AIM OF THE EXERCISE => From the entries that follow, pick out all lines holding "text".
── SUPPLIED ENTRIES ──
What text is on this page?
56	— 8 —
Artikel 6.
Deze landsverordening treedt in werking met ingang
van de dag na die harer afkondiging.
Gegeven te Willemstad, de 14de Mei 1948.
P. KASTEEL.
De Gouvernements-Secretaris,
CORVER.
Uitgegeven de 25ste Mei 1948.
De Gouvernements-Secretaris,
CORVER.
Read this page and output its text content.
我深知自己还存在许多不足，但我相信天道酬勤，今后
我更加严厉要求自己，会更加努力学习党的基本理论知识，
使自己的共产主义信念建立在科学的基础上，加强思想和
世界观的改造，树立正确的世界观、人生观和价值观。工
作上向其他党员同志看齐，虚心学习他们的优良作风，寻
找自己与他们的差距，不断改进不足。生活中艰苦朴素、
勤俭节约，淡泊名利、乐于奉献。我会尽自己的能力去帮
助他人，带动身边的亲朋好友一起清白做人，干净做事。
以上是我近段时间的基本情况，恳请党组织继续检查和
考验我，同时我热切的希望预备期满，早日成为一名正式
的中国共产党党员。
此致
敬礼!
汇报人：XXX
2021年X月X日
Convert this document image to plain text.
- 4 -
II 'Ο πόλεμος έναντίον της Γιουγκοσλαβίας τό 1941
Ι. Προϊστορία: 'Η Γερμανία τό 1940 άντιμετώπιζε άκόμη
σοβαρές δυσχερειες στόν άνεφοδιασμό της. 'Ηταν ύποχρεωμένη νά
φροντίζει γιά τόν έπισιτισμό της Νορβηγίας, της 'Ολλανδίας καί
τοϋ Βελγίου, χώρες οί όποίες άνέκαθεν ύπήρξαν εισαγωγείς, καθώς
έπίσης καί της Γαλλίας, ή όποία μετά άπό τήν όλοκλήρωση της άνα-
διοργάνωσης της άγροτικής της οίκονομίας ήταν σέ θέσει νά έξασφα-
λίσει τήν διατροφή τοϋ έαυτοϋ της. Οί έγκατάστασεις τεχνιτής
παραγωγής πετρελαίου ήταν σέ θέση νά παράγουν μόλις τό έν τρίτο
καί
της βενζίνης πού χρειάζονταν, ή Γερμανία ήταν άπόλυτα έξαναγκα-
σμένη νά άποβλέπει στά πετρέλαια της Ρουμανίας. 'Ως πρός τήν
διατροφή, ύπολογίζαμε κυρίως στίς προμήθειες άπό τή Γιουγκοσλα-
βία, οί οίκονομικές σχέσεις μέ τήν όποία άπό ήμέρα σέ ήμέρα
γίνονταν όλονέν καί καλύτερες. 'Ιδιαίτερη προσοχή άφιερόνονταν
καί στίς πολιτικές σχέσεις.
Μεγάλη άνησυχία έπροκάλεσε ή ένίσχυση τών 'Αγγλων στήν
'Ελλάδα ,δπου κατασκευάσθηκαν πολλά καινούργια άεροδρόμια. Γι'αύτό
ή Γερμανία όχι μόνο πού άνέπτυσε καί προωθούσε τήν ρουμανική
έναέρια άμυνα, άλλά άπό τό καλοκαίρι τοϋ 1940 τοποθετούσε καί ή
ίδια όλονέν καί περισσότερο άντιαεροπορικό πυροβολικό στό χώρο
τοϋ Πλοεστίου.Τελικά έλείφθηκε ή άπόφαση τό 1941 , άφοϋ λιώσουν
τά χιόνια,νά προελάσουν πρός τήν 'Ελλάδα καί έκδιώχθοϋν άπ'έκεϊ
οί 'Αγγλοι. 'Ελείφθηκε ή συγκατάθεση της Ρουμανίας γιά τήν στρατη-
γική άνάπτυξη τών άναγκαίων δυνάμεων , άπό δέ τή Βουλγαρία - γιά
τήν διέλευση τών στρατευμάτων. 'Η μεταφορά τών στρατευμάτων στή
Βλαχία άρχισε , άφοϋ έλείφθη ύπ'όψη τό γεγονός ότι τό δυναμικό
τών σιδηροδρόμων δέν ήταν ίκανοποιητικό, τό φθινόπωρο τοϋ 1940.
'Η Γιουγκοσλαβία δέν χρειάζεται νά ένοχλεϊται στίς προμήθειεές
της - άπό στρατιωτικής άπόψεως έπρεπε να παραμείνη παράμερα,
───
── SUPPLIED ENTRIES ──
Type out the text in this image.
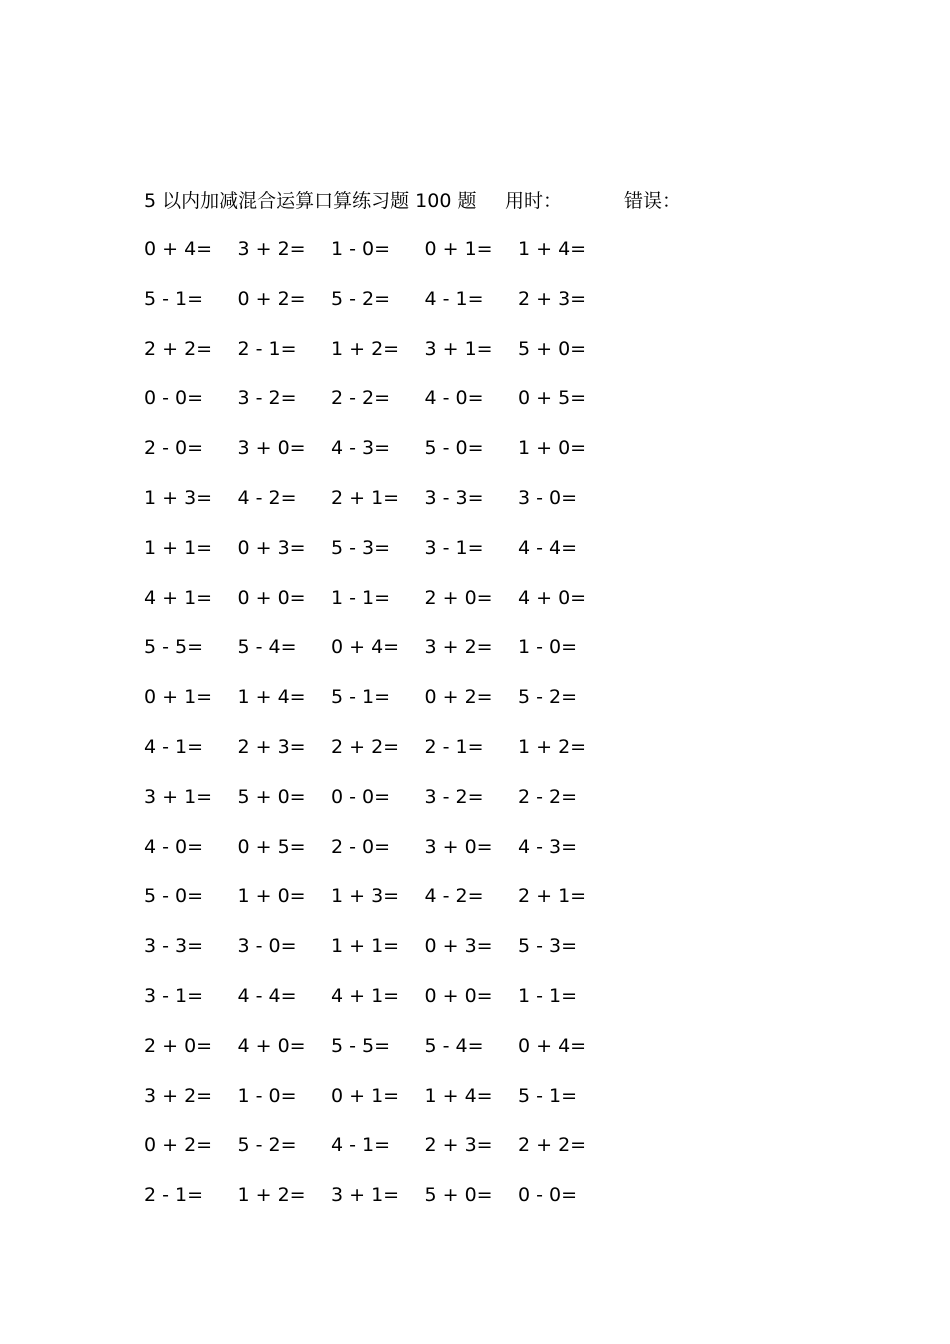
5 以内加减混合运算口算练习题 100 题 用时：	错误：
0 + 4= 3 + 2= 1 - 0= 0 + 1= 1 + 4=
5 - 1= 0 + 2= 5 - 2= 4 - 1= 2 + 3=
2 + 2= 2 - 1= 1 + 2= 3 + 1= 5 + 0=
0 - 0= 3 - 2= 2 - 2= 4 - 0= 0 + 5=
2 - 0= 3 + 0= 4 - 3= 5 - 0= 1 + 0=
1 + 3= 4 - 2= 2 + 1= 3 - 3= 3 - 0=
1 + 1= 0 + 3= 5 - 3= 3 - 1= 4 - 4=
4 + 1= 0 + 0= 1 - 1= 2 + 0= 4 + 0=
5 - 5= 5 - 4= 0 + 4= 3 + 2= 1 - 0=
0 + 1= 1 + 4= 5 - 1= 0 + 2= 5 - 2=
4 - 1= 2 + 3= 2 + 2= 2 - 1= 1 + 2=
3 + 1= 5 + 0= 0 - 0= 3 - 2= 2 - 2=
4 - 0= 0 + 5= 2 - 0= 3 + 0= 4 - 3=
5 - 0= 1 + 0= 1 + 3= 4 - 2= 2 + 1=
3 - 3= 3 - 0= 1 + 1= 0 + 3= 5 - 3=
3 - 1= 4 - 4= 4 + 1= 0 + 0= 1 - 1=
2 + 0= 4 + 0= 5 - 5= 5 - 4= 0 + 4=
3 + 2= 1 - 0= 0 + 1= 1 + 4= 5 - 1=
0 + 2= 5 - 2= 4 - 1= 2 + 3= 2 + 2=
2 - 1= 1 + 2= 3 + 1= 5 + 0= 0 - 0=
───
RESULT BELOW =>
What text is on this page?
Read this page and output its text content.
Convert this document image to plain text.
Type out the text in this image.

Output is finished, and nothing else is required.